### YOUR GOAL
Repeat every line of the material, character for character.

* * * * * * * * *

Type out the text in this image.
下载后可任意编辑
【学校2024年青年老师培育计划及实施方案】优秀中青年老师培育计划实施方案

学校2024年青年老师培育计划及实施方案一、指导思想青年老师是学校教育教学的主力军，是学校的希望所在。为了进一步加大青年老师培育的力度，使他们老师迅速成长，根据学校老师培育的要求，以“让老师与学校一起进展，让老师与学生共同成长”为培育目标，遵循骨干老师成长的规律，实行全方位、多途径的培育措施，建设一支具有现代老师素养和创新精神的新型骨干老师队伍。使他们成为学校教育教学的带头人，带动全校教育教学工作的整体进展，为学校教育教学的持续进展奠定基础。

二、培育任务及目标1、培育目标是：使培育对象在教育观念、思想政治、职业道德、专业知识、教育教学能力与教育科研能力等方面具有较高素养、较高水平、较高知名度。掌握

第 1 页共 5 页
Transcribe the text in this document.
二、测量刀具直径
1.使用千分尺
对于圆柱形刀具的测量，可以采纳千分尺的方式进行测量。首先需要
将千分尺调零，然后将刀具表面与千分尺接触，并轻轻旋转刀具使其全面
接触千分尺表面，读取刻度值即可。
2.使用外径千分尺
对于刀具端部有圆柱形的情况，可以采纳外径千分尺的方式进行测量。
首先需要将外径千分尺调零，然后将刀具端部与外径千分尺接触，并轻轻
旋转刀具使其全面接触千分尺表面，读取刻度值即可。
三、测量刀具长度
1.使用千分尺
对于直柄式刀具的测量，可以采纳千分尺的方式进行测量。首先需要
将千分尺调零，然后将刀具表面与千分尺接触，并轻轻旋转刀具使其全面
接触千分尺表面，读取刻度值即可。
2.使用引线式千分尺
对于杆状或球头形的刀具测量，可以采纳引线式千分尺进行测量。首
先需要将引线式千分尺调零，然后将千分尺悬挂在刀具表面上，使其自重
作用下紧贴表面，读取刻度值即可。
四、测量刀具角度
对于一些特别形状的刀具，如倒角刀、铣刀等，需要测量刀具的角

* * * * * * * * *

### EXERCISE SOLUTION
Type out the text in this image.
下载后可任意编辑
【学校2024年青年老师培育计划及实施方案】优秀中青年老师培育计划实施方案

学校2024年青年老师培育计划及实施方案一、指导思想青年老师是学校教育教学的主力军，是学校的希望所在。为了进一步加大青年老师培育的力度，使他们老师迅速成长，根据学校老师培育的要求，以“让老师与学校一起进展，让老师与学生共同成长”为培育目标，遵循骨干老师成长的规律，实行全方位、多途径的培育措施，建设一支具有现代老师素养和创新精神的新型骨干老师队伍。使他们成为学校教育教学的带头人，带动全校教育教学工作的整体进展，为学校教育教学的持续进展奠定基础。

二、培育任务及目标1、培育目标是：使培育对象在教育观念、思想政治、职业道德、专业知识、教育教学能力与教育科研能力等方面具有较高素养、较高水平、较高知名度。掌握

第 1 页共 5 页
Transcribe the text in this document.
二、测量刀具直径
1.使用千分尺
对于圆柱形刀具的测量，可以采纳千分尺的方式进行测量。首先需要
将千分尺调零，然后将刀具表面与千分尺接触，并轻轻旋转刀具使其全面
接触千分尺表面，读取刻度值即可。
2.使用外径千分尺
对于刀具端部有圆柱形的情况，可以采纳外径千分尺的方式进行测量。
首先需要将外径千分尺调零，然后将刀具端部与外径千分尺接触，并轻轻
旋转刀具使其全面接触千分尺表面，读取刻度值即可。
三、测量刀具长度
1.使用千分尺
对于直柄式刀具的测量，可以采纳千分尺的方式进行测量。首先需要
将千分尺调零，然后将刀具表面与千分尺接触，并轻轻旋转刀具使其全面
接触千分尺表面，读取刻度值即可。
2.使用引线式千分尺
对于杆状或球头形的刀具测量，可以采纳引线式千分尺进行测量。首
先需要将引线式千分尺调零，然后将千分尺悬挂在刀具表面上，使其自重
作用下紧贴表面，读取刻度值即可。
四、测量刀具角度
对于一些特别形状的刀具，如倒角刀、铣刀等，需要测量刀具的角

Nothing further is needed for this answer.